Copy out the data below as written; omit any images.
>> begin Extracted records
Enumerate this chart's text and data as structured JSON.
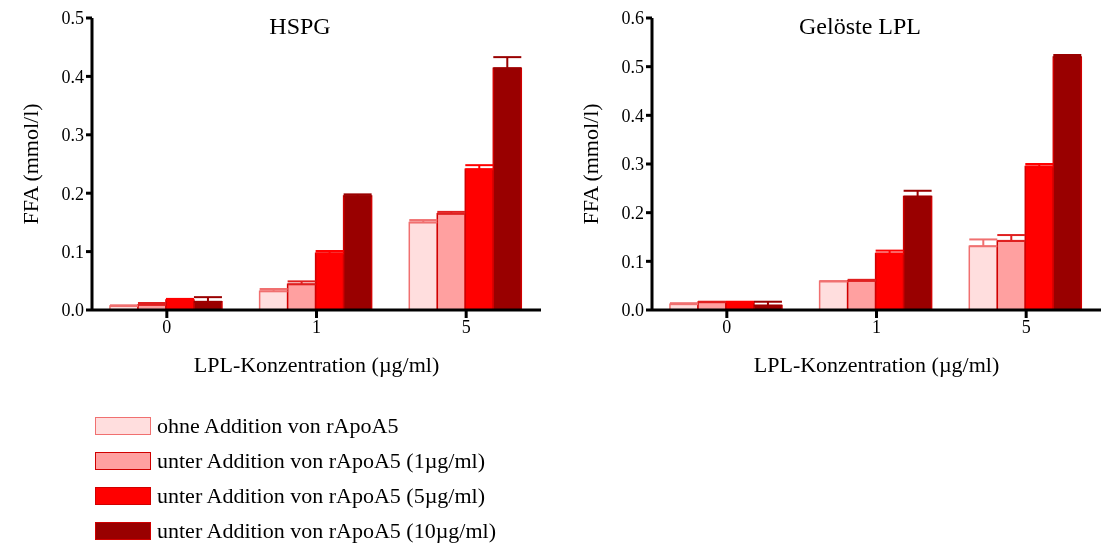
{
  "chart_data": [
    {
      "type": "bar",
      "title": "HSPG",
      "xlabel": "LPL-Konzentration (µg/ml)",
      "ylabel": "FFA (mmol/l)",
      "categories": [
        "0",
        "1",
        "5"
      ],
      "series": [
        {
          "name": "ohne Addition von rApoA5",
          "color": "#ffdede",
          "values": [
            0.007,
            0.032,
            0.15
          ],
          "errors": [
            [
              0.007,
              0.008
            ],
            [
              0.032,
              0.036
            ],
            [
              0.15,
              0.154
            ]
          ]
        },
        {
          "name": "unter Addition von rApoA5 (1µg/ml)",
          "color": "#ffa0a0",
          "values": [
            0.009,
            0.044,
            0.165
          ],
          "errors": [
            [
              0.009,
              0.012
            ],
            [
              0.044,
              0.049
            ],
            [
              0.165,
              0.168
            ]
          ]
        },
        {
          "name": "unter Addition von rApoA5 (5µg/ml)",
          "color": "#ff0000",
          "values": [
            0.017,
            0.097,
            0.241
          ],
          "errors": [
            [
              0.017,
              0.019
            ],
            [
              0.097,
              0.101
            ],
            [
              0.241,
              0.248
            ]
          ]
        },
        {
          "name": "unter Addition von rApoA5 (10µg/ml)",
          "color": "#990000",
          "values": [
            0.014,
            0.195,
            0.414
          ],
          "errors": [
            [
              0.014,
              0.022
            ],
            [
              0.195,
              0.198
            ],
            [
              0.414,
              0.433
            ]
          ]
        }
      ],
      "ylim": [
        0,
        0.5
      ],
      "yticks": [
        {
          "value": 0,
          "label": "0.0"
        },
        0.1,
        0.2,
        0.3,
        0.4,
        0.5
      ],
      "grid": false,
      "legend": "bottom"
    },
    {
      "type": "bar",
      "title": "Gelöste LPL",
      "xlabel": "LPL-Konzentration (µg/ml)",
      "ylabel": "FFA (mmol/l)",
      "categories": [
        "0",
        "1",
        "5"
      ],
      "series": [
        {
          "color": "#ffdede",
          "values": [
            0.012,
            0.059,
            0.131
          ],
          "errors": [
            [
              0.012,
              0.014
            ],
            [
              0.059,
              0.059
            ],
            [
              0.131,
              0.145
            ]
          ]
        },
        {
          "color": "#ffa0a0",
          "values": [
            0.016,
            0.06,
            0.142
          ],
          "errors": [
            [
              0.016,
              0.017
            ],
            [
              0.06,
              0.062
            ],
            [
              0.142,
              0.154
            ]
          ]
        },
        {
          "color": "#ff0000",
          "values": [
            0.016,
            0.116,
            0.295
          ],
          "errors": [
            [
              0.016,
              0.017
            ],
            [
              0.116,
              0.122
            ],
            [
              0.295,
              0.3
            ]
          ]
        },
        {
          "color": "#990000",
          "values": [
            0.009,
            0.233,
            0.52
          ],
          "errors": [
            [
              0.009,
              0.017
            ],
            [
              0.233,
              0.245
            ],
            [
              0.52,
              0.524
            ]
          ]
        }
      ],
      "ylim": [
        0,
        0.6
      ],
      "yticks": [
        {
          "value": 0,
          "label": "0.0"
        },
        0.1,
        0.2,
        0.3,
        0.4,
        0.5,
        0.6
      ],
      "grid": false,
      "legend": false
    }
  ]
}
>> end Extracted records
Task result:
Enumerate this chart's text and data as structured JSON.
{
  "chart_data": [
    {
      "type": "bar",
      "title": "HSPG",
      "xlabel": "LPL-Konzentration (µg/ml)",
      "ylabel": "FFA (mmol/l)",
      "categories": [
        "0",
        "1",
        "5"
      ],
      "series": [
        {
          "name": "ohne Addition von rApoA5",
          "color": "#ffdede",
          "values": [
            0.007,
            0.032,
            0.15
          ],
          "errors": [
            [
              0.007,
              0.008
            ],
            [
              0.032,
              0.036
            ],
            [
              0.15,
              0.154
            ]
          ]
        },
        {
          "name": "unter Addition von rApoA5 (1µg/ml)",
          "color": "#ffa0a0",
          "values": [
            0.009,
            0.044,
            0.165
          ],
          "errors": [
            [
              0.009,
              0.012
            ],
            [
              0.044,
              0.049
            ],
            [
              0.165,
              0.168
            ]
          ]
        },
        {
          "name": "unter Addition von rApoA5 (5µg/ml)",
          "color": "#ff0000",
          "values": [
            0.017,
            0.097,
            0.241
          ],
          "errors": [
            [
              0.017,
              0.019
            ],
            [
              0.097,
              0.101
            ],
            [
              0.241,
              0.248
            ]
          ]
        },
        {
          "name": "unter Addition von rApoA5 (10µg/ml)",
          "color": "#990000",
          "values": [
            0.014,
            0.195,
            0.414
          ],
          "errors": [
            [
              0.014,
              0.022
            ],
            [
              0.195,
              0.198
            ],
            [
              0.414,
              0.433
            ]
          ]
        }
      ],
      "ylim": [
        0,
        0.5
      ],
      "yticks": [
        {
          "value": 0,
          "label": "0.0"
        },
        0.1,
        0.2,
        0.3,
        0.4,
        0.5
      ],
      "grid": false,
      "legend": "bottom"
    },
    {
      "type": "bar",
      "title": "Gelöste LPL",
      "xlabel": "LPL-Konzentration (µg/ml)",
      "ylabel": "FFA (mmol/l)",
      "categories": [
        "0",
        "1",
        "5"
      ],
      "series": [
        {
          "color": "#ffdede",
          "values": [
            0.012,
            0.059,
            0.131
          ],
          "errors": [
            [
              0.012,
              0.014
            ],
            [
              0.059,
              0.059
            ],
            [
              0.131,
              0.145
            ]
          ]
        },
        {
          "color": "#ffa0a0",
          "values": [
            0.016,
            0.06,
            0.142
          ],
          "errors": [
            [
              0.016,
              0.017
            ],
            [
              0.06,
              0.062
            ],
            [
              0.142,
              0.154
            ]
          ]
        },
        {
          "color": "#ff0000",
          "values": [
            0.016,
            0.116,
            0.295
          ],
          "errors": [
            [
              0.016,
              0.017
            ],
            [
              0.116,
              0.122
            ],
            [
              0.295,
              0.3
            ]
          ]
        },
        {
          "color": "#990000",
          "values": [
            0.009,
            0.233,
            0.52
          ],
          "errors": [
            [
              0.009,
              0.017
            ],
            [
              0.233,
              0.245
            ],
            [
              0.52,
              0.524
            ]
          ]
        }
      ],
      "ylim": [
        0,
        0.6
      ],
      "yticks": [
        {
          "value": 0,
          "label": "0.0"
        },
        0.1,
        0.2,
        0.3,
        0.4,
        0.5,
        0.6
      ],
      "grid": false,
      "legend": false
    }
  ]
}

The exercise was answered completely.